Stated problem
Give every line again exactly as it appears, please, but not the pictures.

>>

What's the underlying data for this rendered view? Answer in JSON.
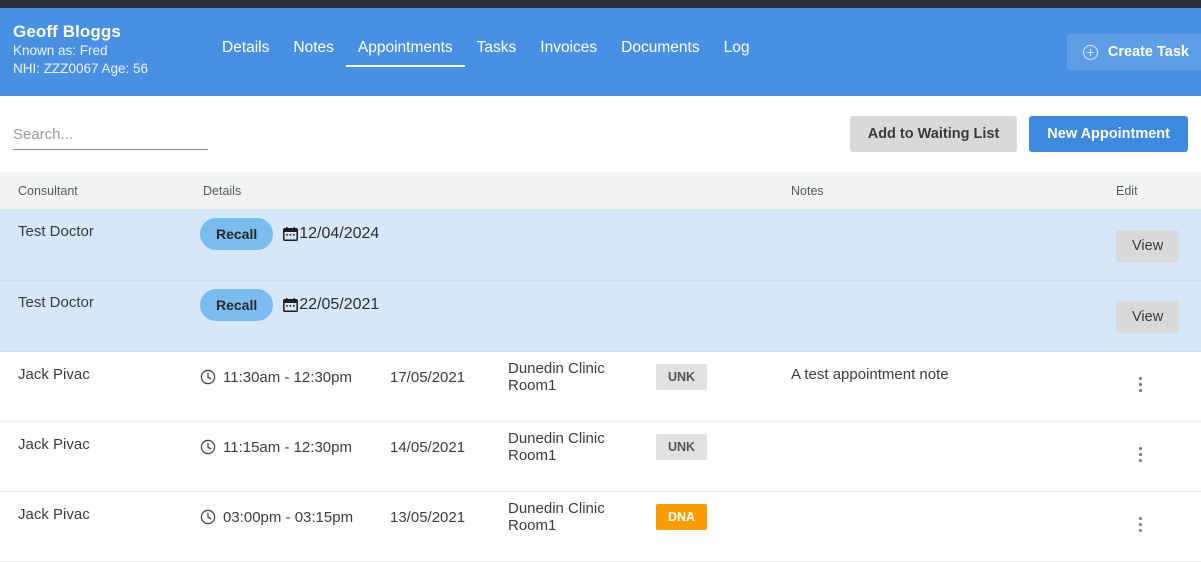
{
  "header": {
    "patient_name": "Geoff Bloggs",
    "known_as": "Known as: Fred",
    "nhi_age": "NHI: ZZZ0067 Age: 56",
    "tabs": [
      {
        "label": "Details",
        "active": false
      },
      {
        "label": "Notes",
        "active": false
      },
      {
        "label": "Appointments",
        "active": true
      },
      {
        "label": "Tasks",
        "active": false
      },
      {
        "label": "Invoices",
        "active": false
      },
      {
        "label": "Documents",
        "active": false
      },
      {
        "label": "Log",
        "active": false
      }
    ],
    "create_task_label": "Create Task",
    "create_task_icon": "plus-circle-icon",
    "bar_color": "#4a90e2",
    "strip_color": "#2b2f38"
  },
  "toolbar": {
    "search_placeholder": "Search...",
    "search_value": "",
    "add_waiting_list_label": "Add to Waiting List",
    "new_appointment_label": "New Appointment",
    "primary_color": "#3f8ae0",
    "secondary_color": "#d9d9d9"
  },
  "table": {
    "columns": [
      "Consultant",
      "Details",
      "Notes",
      "Edit"
    ],
    "rows": [
      {
        "type": "recall",
        "consultant": "Test Doctor",
        "badge": "Recall",
        "date_icon": "calendar-icon",
        "date": "12/04/2024",
        "notes": "",
        "action_label": "View",
        "row_color": "#d6e7fa",
        "badge_color": "#7bbcf0"
      },
      {
        "type": "recall",
        "consultant": "Test Doctor",
        "badge": "Recall",
        "date_icon": "calendar-icon",
        "date": "22/05/2021",
        "notes": "",
        "action_label": "View",
        "row_color": "#d6e7fa",
        "badge_color": "#7bbcf0"
      },
      {
        "type": "appointment",
        "consultant": "Jack Pivac",
        "time_icon": "clock-icon",
        "time": "11:30am - 12:30pm",
        "date": "17/05/2021",
        "room": "Dunedin Clinic Room1",
        "status": "UNK",
        "status_color": "#e2e2e2",
        "notes": "A test appointment note",
        "action_icon": "kebab-menu-icon"
      },
      {
        "type": "appointment",
        "consultant": "Jack Pivac",
        "time_icon": "clock-icon",
        "time": "11:15am - 12:30pm",
        "date": "14/05/2021",
        "room": "Dunedin Clinic Room1",
        "status": "UNK",
        "status_color": "#e2e2e2",
        "notes": "",
        "action_icon": "kebab-menu-icon"
      },
      {
        "type": "appointment",
        "consultant": "Jack Pivac",
        "time_icon": "clock-icon",
        "time": "03:00pm - 03:15pm",
        "date": "13/05/2021",
        "room": "Dunedin Clinic Room1",
        "status": "DNA",
        "status_color": "#fb9c00",
        "notes": "",
        "action_icon": "kebab-menu-icon"
      }
    ]
  }
}
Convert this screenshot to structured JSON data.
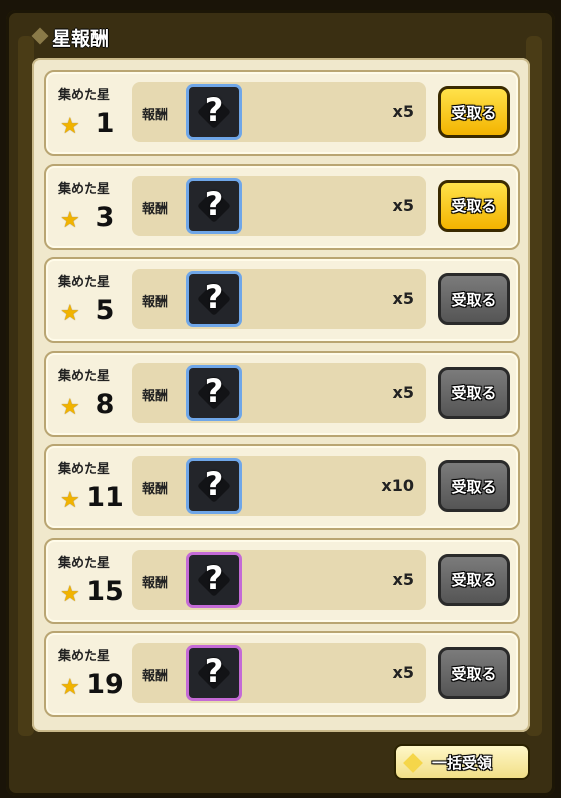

<<

Exercise answer
What's the underlying data for this rendered view? Answer in JSON.
{
  "header": {
    "patient_name": "Geoff Bloggs",
    "known_as": "Known as: Fred",
    "nhi_age": "NHI: ZZZ0067 Age: 56",
    "tabs": [
      {
        "label": "Details",
        "active": false
      },
      {
        "label": "Notes",
        "active": false
      },
      {
        "label": "Appointments",
        "active": true
      },
      {
        "label": "Tasks",
        "active": false
      },
      {
        "label": "Invoices",
        "active": false
      },
      {
        "label": "Documents",
        "active": false
      },
      {
        "label": "Log",
        "active": false
      }
    ],
    "create_task_label": "Create Task",
    "create_task_icon": "plus-circle-icon",
    "bar_color": "#4a90e2",
    "strip_color": "#2b2f38"
  },
  "toolbar": {
    "search_placeholder": "Search...",
    "search_value": "",
    "add_waiting_list_label": "Add to Waiting List",
    "new_appointment_label": "New Appointment",
    "primary_color": "#3f8ae0",
    "secondary_color": "#d9d9d9"
  },
  "table": {
    "columns": [
      "Consultant",
      "Details",
      "Notes",
      "Edit"
    ],
    "rows": [
      {
        "type": "recall",
        "consultant": "Test Doctor",
        "badge": "Recall",
        "date_icon": "calendar-icon",
        "date": "12/04/2024",
        "notes": "",
        "action_label": "View",
        "row_color": "#d6e7fa",
        "badge_color": "#7bbcf0"
      },
      {
        "type": "recall",
        "consultant": "Test Doctor",
        "badge": "Recall",
        "date_icon": "calendar-icon",
        "date": "22/05/2021",
        "notes": "",
        "action_label": "View",
        "row_color": "#d6e7fa",
        "badge_color": "#7bbcf0"
      },
      {
        "type": "appointment",
        "consultant": "Jack Pivac",
        "time_icon": "clock-icon",
        "time": "11:30am - 12:30pm",
        "date": "17/05/2021",
        "room": "Dunedin Clinic Room1",
        "status": "UNK",
        "status_color": "#e2e2e2",
        "notes": "A test appointment note",
        "action_icon": "kebab-menu-icon"
      },
      {
        "type": "appointment",
        "consultant": "Jack Pivac",
        "time_icon": "clock-icon",
        "time": "11:15am - 12:30pm",
        "date": "14/05/2021",
        "room": "Dunedin Clinic Room1",
        "status": "UNK",
        "status_color": "#e2e2e2",
        "notes": "",
        "action_icon": "kebab-menu-icon"
      },
      {
        "type": "appointment",
        "consultant": "Jack Pivac",
        "time_icon": "clock-icon",
        "time": "03:00pm - 03:15pm",
        "date": "13/05/2021",
        "room": "Dunedin Clinic Room1",
        "status": "DNA",
        "status_color": "#fb9c00",
        "notes": "",
        "action_icon": "kebab-menu-icon"
      }
    ]
  }
}
Convert this screenshot to structured JSON data.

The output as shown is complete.